▽

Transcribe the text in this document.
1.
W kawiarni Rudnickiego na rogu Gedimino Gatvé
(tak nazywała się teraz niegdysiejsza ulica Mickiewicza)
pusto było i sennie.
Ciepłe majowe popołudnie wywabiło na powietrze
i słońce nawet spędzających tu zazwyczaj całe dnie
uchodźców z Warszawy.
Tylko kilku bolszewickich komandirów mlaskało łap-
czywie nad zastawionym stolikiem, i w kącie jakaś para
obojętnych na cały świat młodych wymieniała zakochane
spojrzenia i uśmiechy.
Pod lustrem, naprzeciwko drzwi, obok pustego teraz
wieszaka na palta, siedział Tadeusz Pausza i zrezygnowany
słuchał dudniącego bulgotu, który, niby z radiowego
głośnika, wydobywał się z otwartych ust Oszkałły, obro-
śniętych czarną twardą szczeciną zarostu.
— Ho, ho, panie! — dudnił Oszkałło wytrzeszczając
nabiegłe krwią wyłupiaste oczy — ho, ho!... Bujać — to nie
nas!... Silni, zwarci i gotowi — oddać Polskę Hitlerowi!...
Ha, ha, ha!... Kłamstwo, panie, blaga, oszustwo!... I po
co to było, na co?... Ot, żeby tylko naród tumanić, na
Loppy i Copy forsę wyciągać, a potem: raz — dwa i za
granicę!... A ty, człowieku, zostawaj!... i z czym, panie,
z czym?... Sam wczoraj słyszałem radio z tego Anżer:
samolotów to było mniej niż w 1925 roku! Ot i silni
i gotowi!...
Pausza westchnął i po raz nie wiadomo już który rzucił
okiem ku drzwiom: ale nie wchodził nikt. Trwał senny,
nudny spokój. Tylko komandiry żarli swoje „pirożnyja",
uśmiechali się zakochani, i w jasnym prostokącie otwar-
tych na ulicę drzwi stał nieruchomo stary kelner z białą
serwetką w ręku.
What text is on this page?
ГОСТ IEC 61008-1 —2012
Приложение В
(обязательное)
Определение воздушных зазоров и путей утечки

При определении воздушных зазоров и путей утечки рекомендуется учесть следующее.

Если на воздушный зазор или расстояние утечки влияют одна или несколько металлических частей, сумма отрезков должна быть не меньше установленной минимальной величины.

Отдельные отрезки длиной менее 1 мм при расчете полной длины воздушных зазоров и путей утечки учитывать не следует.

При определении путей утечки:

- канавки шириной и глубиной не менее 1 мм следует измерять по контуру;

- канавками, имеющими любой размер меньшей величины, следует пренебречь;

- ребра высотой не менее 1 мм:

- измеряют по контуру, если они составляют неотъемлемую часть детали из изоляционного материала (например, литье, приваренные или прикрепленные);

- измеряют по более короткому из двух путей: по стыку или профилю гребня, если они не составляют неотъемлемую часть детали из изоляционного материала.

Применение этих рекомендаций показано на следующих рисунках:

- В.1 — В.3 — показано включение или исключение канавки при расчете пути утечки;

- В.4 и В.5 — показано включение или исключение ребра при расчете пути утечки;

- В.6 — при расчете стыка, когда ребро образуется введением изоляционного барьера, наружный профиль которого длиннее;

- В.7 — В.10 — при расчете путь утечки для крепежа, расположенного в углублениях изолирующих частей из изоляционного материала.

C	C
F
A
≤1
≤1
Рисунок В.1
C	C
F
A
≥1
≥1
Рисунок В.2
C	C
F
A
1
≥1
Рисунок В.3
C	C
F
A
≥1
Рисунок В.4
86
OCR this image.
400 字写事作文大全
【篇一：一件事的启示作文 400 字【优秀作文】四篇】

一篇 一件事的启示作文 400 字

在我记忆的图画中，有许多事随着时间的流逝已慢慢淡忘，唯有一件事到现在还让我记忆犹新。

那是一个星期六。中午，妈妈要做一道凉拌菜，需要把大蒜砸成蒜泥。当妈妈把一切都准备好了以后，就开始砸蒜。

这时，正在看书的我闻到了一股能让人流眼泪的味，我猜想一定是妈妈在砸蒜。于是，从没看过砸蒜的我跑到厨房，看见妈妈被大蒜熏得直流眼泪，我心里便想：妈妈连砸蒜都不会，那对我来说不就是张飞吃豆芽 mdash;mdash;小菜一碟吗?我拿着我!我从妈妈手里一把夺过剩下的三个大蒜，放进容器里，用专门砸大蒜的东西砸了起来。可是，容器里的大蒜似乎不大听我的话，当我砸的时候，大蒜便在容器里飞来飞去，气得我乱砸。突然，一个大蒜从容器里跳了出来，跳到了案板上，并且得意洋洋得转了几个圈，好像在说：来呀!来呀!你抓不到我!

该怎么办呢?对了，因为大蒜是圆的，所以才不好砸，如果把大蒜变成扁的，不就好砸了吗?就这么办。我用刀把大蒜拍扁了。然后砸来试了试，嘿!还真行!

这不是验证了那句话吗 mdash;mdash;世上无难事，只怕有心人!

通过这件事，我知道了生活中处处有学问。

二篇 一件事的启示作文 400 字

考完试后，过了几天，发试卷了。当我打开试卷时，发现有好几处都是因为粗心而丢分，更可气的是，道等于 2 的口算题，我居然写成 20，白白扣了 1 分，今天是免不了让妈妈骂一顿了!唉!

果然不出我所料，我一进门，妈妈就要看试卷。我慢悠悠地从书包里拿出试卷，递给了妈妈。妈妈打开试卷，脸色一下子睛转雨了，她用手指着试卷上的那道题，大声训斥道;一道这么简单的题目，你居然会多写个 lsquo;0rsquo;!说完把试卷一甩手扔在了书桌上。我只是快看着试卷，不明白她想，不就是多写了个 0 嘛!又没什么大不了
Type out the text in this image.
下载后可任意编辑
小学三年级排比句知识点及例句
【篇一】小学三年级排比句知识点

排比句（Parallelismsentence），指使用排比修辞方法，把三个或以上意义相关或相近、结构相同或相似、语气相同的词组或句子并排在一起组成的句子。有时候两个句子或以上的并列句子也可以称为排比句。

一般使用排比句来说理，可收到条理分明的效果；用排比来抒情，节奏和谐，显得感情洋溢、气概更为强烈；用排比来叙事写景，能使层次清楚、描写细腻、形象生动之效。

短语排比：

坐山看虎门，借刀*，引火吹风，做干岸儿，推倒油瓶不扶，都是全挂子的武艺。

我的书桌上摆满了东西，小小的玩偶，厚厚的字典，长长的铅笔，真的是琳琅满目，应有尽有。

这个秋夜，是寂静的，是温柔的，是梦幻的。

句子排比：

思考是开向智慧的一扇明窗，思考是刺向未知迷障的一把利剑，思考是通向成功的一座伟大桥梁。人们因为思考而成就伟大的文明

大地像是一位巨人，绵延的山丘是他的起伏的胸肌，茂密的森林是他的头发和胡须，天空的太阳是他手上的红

△

◆ **EXERCISE**: Which lines of the data above contain "Рисунок"? Copy each one.

◆ **THE ANSWER**:
Рисунок В.1
Рисунок В.2
Рисунок В.3
Рисунок В.4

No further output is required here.